Problem details >> Which lines of the records contain "value"? Collect every one of them.

Task data >>
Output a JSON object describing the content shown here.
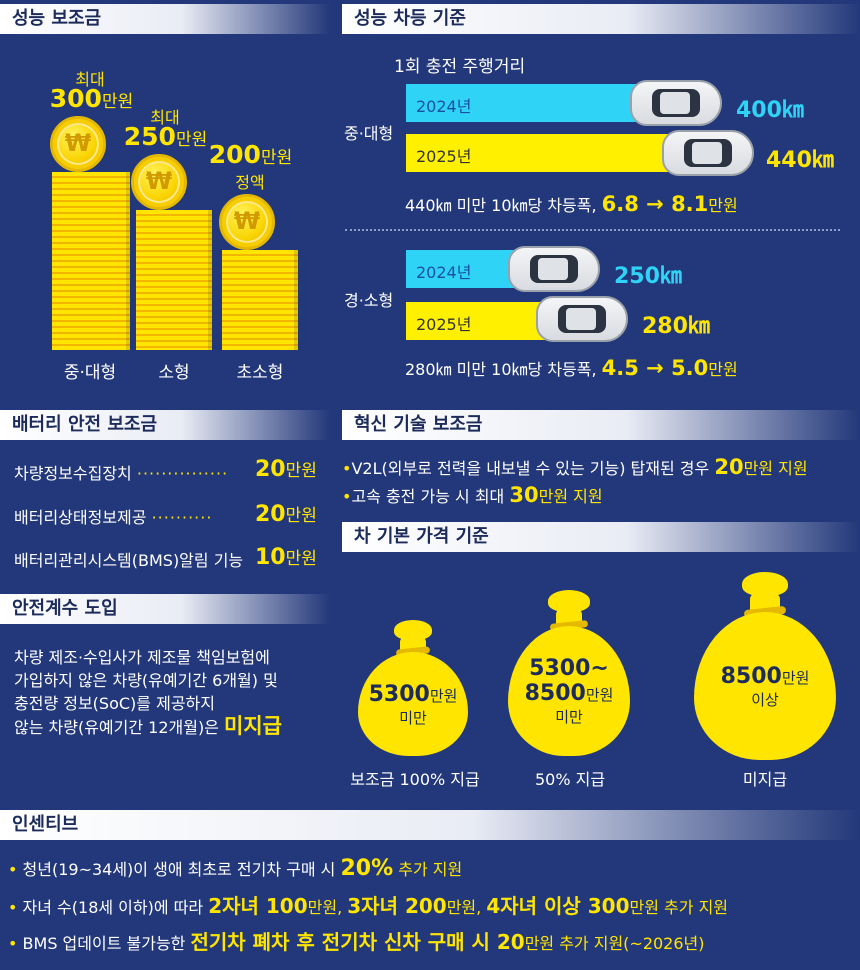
{
  "perf_subsidy": {
    "title": "성능 보조금",
    "bars": [
      {
        "label": "중·대형",
        "cap_top": "최대",
        "amount": "300",
        "unit": "만원",
        "cap_bottom": "",
        "value": 300
      },
      {
        "label": "소형",
        "cap_top": "최대",
        "amount": "250",
        "unit": "만원",
        "cap_bottom": "",
        "value": 250
      },
      {
        "label": "초소형",
        "cap_top": "",
        "amount": "200",
        "unit": "만원",
        "cap_bottom": "정액",
        "value": 200
      }
    ],
    "coin_symbol": "₩"
  },
  "perf_diff": {
    "title": "성능 차등 기준",
    "subtitle": "1회 충전 주행거리",
    "groups": [
      {
        "label": "중·대형",
        "rows": [
          {
            "year": "2024년",
            "range": "400㎞",
            "value": 400
          },
          {
            "year": "2025년",
            "range": "440㎞",
            "value": 440
          }
        ],
        "note_prefix": "440㎞ 미만 10㎞당 차등폭, ",
        "note_change": "6.8 → 8.1",
        "note_unit": "만원"
      },
      {
        "label": "경·소형",
        "rows": [
          {
            "year": "2024년",
            "range": "250㎞",
            "value": 250
          },
          {
            "year": "2025년",
            "range": "280㎞",
            "value": 280
          }
        ],
        "note_prefix": "280㎞ 미만 10㎞당 차등폭, ",
        "note_change": "4.5 → 5.0",
        "note_unit": "만원"
      }
    ]
  },
  "battery": {
    "title": "배터리 안전 보조금",
    "items": [
      {
        "label": "차량정보수집장치",
        "dots": "···············",
        "amount": "20",
        "unit": "만원"
      },
      {
        "label": "배터리상태정보제공",
        "dots": "··········",
        "amount": "20",
        "unit": "만원"
      },
      {
        "label": "배터리관리시스템(BMS)알림 기능",
        "dots": "",
        "amount": "10",
        "unit": "만원"
      }
    ]
  },
  "innovation": {
    "title": "혁신 기술 보조금",
    "items": [
      {
        "text": "V2L(외부로 전력을 내보낼 수 있는 기능) 탑재된 경우 ",
        "amount": "20",
        "tail": "만원 지원"
      },
      {
        "text": "고속 충전 가능 시 최대 ",
        "amount": "30",
        "tail": "만원 지원"
      }
    ]
  },
  "base_price": {
    "title": "차 기본 가격 기준",
    "bags": [
      {
        "line1_num": "5300",
        "line1_unit": "만원",
        "line2": "미만",
        "label": "보조금 100% 지급"
      },
      {
        "line0": "5300~",
        "line1_num": "8500",
        "line1_unit": "만원",
        "line2": "미만",
        "label": "50% 지급"
      },
      {
        "line1_num": "8500",
        "line1_unit": "만원",
        "line2": "이상",
        "label": "미지급"
      }
    ]
  },
  "safety": {
    "title": "안전계수 도입",
    "lines": [
      "차량 제조·수입사가 제조물 책임보험에",
      "가입하지 않은 차량(유예기간 6개월) 및",
      "충전량 정보(SoC)를 제공하지",
      "않는 차량(유예기간 12개월)은 "
    ],
    "highlight": "미지급"
  },
  "incentive": {
    "title": "인센티브",
    "line1": {
      "a": "청년(19~34세)이 생애 최초로 전기차 구매 시 ",
      "b": "20%",
      "c": " 추가 지원"
    },
    "line2": {
      "a": "자녀 수(18세 이하)에 따라 ",
      "b1": "2자녀 100",
      "u1": "만원, ",
      "b2": "3자녀 200",
      "u2": "만원, ",
      "b3": "4자녀 이상 300",
      "u3": "만원 추가 지원"
    },
    "line3": {
      "a": "BMS 업데이트 불가능한 ",
      "b": "전기차 폐차 후 전기차 신차 구매 시 ",
      "c": "20",
      "d": "만원 추가 지원(~2026년)"
    }
  },
  "colors": {
    "background": "#23387a",
    "accent": "#ffe500",
    "cyan": "#2fd3f5"
  }
}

The solution >>
        "value": 300
        "value": 250
        "value": 200
            "value": 400
            "value": 440
            "value": 250
            "value": 280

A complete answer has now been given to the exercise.